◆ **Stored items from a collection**
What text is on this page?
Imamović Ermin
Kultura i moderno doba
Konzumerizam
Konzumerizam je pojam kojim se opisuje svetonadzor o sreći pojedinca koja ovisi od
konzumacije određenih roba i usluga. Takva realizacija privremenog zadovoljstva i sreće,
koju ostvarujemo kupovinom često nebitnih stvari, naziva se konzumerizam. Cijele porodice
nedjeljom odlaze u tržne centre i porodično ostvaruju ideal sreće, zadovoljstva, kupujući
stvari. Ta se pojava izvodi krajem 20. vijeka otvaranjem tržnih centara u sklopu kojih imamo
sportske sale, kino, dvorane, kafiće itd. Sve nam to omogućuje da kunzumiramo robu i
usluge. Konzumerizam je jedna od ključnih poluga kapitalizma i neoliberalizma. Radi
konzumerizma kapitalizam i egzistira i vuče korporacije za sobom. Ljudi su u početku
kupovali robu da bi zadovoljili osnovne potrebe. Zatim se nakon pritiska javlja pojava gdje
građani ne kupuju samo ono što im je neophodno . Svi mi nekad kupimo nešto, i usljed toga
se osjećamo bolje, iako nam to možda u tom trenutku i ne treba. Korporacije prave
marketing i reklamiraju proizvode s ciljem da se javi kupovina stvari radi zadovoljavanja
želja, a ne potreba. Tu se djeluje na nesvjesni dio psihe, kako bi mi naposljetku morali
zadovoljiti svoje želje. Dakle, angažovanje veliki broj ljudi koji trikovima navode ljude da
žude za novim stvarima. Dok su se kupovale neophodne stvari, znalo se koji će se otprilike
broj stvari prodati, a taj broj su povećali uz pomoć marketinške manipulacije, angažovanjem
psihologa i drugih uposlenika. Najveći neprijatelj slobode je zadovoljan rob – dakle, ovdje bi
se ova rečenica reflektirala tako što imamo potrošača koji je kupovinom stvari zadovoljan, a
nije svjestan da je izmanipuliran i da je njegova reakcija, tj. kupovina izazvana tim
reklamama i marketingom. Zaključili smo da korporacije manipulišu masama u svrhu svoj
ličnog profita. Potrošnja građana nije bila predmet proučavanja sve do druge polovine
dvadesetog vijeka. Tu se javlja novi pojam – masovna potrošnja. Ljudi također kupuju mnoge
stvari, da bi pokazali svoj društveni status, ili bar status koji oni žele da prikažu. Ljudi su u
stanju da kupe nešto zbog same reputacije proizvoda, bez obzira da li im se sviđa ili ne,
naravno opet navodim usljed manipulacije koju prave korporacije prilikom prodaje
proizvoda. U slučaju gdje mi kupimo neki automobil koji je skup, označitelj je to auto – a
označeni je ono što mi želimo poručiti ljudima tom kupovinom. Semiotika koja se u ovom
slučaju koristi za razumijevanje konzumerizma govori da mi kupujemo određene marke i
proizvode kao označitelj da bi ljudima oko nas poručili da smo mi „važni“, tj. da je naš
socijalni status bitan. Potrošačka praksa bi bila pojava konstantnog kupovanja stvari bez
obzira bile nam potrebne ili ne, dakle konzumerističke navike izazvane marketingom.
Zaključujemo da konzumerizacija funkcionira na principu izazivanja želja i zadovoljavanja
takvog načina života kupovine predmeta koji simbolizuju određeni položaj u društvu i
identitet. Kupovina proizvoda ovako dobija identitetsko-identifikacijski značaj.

--

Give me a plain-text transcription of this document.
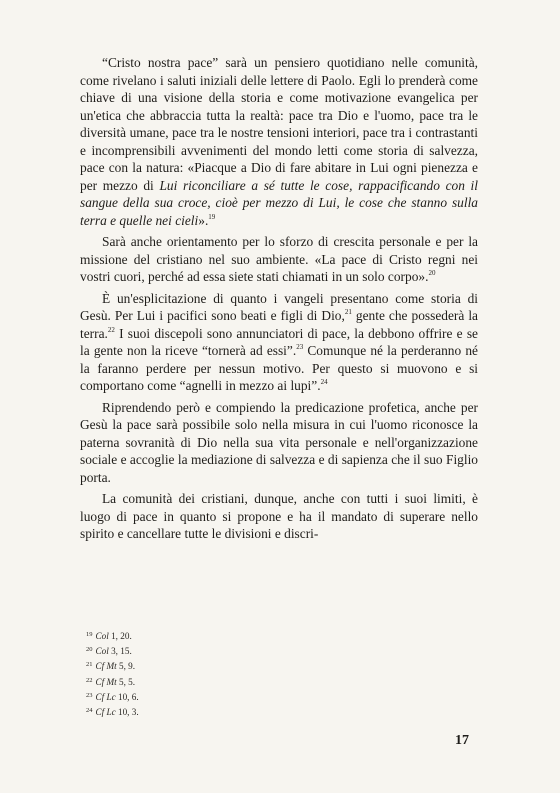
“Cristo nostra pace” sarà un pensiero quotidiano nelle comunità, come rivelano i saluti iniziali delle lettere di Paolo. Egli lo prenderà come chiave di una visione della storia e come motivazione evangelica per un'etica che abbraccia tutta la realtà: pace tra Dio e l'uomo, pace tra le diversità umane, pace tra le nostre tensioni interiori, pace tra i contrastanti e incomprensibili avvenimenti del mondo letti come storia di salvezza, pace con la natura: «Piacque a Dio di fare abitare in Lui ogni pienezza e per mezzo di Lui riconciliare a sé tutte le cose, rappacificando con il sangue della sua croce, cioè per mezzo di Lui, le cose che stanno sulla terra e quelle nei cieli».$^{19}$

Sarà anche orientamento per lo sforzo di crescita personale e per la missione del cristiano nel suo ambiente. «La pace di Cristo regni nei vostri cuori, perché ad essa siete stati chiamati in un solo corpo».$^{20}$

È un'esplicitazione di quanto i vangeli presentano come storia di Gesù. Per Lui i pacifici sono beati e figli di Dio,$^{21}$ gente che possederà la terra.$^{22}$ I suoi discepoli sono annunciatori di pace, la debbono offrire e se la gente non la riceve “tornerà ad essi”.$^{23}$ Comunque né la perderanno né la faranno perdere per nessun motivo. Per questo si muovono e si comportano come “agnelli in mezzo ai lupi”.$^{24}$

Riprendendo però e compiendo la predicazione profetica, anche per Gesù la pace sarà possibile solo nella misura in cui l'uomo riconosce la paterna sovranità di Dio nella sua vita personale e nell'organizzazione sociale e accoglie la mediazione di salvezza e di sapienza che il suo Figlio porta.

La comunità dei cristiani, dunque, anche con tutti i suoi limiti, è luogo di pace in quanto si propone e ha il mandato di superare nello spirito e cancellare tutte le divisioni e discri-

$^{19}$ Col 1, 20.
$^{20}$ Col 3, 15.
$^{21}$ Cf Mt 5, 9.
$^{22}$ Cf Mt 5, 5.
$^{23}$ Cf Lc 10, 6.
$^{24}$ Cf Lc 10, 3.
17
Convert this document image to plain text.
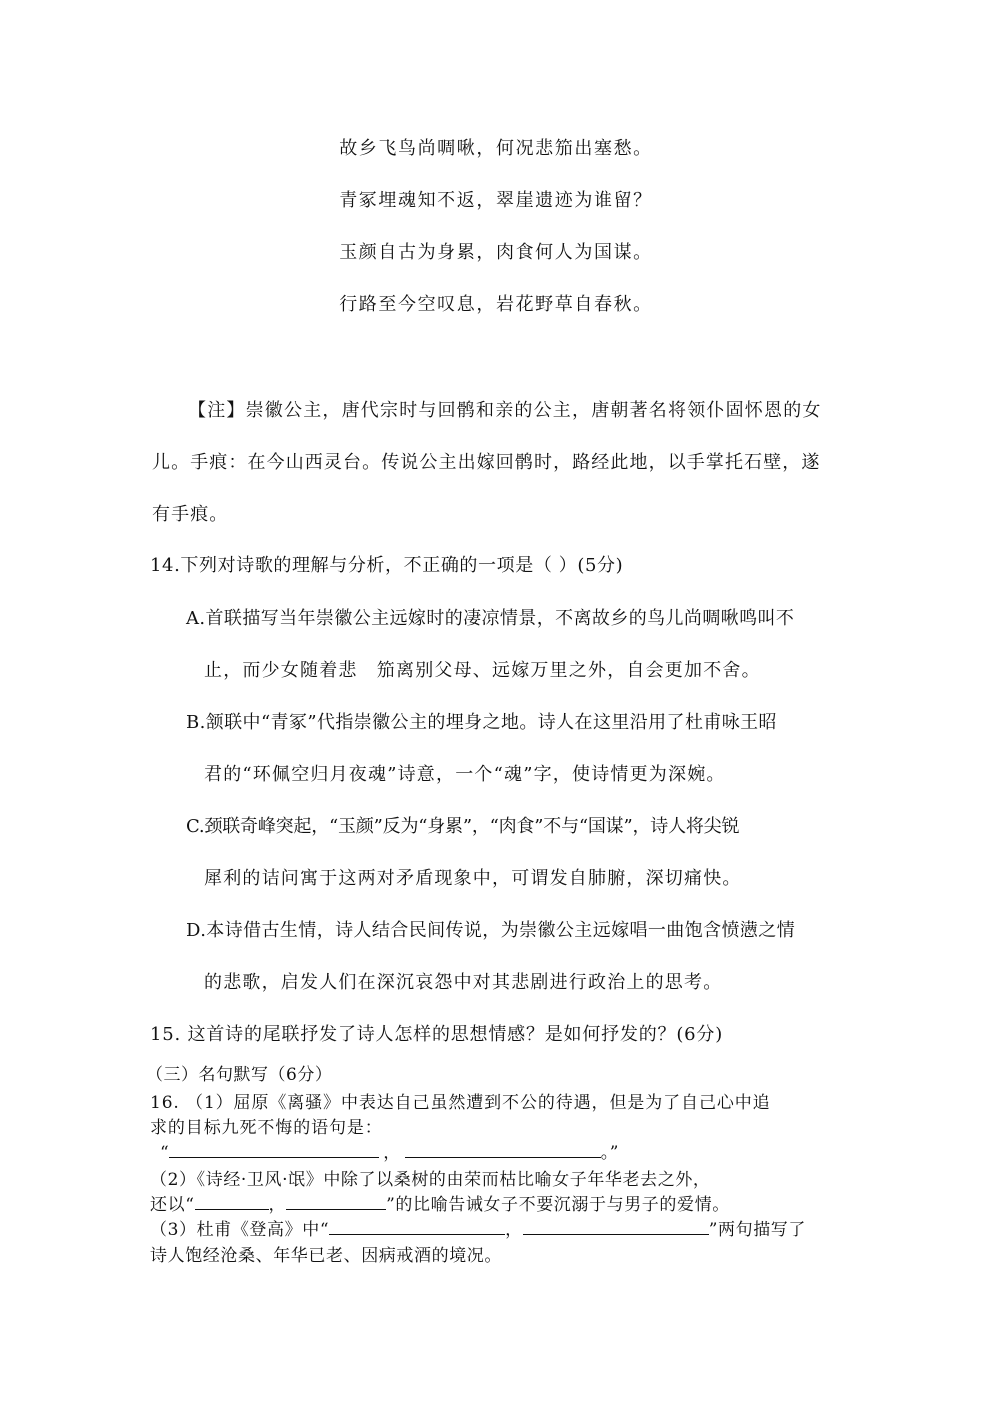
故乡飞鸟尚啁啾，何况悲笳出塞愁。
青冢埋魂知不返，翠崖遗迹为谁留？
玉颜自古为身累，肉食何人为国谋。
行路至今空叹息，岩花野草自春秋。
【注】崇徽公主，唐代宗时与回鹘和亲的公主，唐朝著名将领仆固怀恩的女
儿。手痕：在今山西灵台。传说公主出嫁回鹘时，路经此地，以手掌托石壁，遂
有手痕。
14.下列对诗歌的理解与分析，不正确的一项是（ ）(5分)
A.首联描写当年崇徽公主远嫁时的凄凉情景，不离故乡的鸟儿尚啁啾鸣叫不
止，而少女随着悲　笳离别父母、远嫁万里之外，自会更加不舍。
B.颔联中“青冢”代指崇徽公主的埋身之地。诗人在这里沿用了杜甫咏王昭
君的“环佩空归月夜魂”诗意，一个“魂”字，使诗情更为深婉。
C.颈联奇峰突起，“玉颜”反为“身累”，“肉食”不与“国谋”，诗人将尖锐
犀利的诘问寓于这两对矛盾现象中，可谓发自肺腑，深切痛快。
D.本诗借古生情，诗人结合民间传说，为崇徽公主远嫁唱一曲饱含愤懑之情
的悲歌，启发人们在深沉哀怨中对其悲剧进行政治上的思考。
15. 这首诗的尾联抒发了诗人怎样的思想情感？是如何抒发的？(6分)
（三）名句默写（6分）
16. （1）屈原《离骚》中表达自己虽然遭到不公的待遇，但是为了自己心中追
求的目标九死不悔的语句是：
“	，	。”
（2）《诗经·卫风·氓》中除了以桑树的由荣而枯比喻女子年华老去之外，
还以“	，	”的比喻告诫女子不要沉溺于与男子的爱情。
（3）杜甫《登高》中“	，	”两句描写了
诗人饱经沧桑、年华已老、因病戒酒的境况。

◆ **INSTRUCTIONS FOR THE TASK**
Go over the data above and copy every line that has the word "javlja" in it.

◆ **COMPLETE ANSWER**
kupovali robu da bi zadovoljili osnovne potrebe. Zatim se nakon pritiska javlja pojava gdje
dvadesetog vijeka. Tu se javlja novi pojam – masovna potrošnja. Ljudi također kupuju mnoge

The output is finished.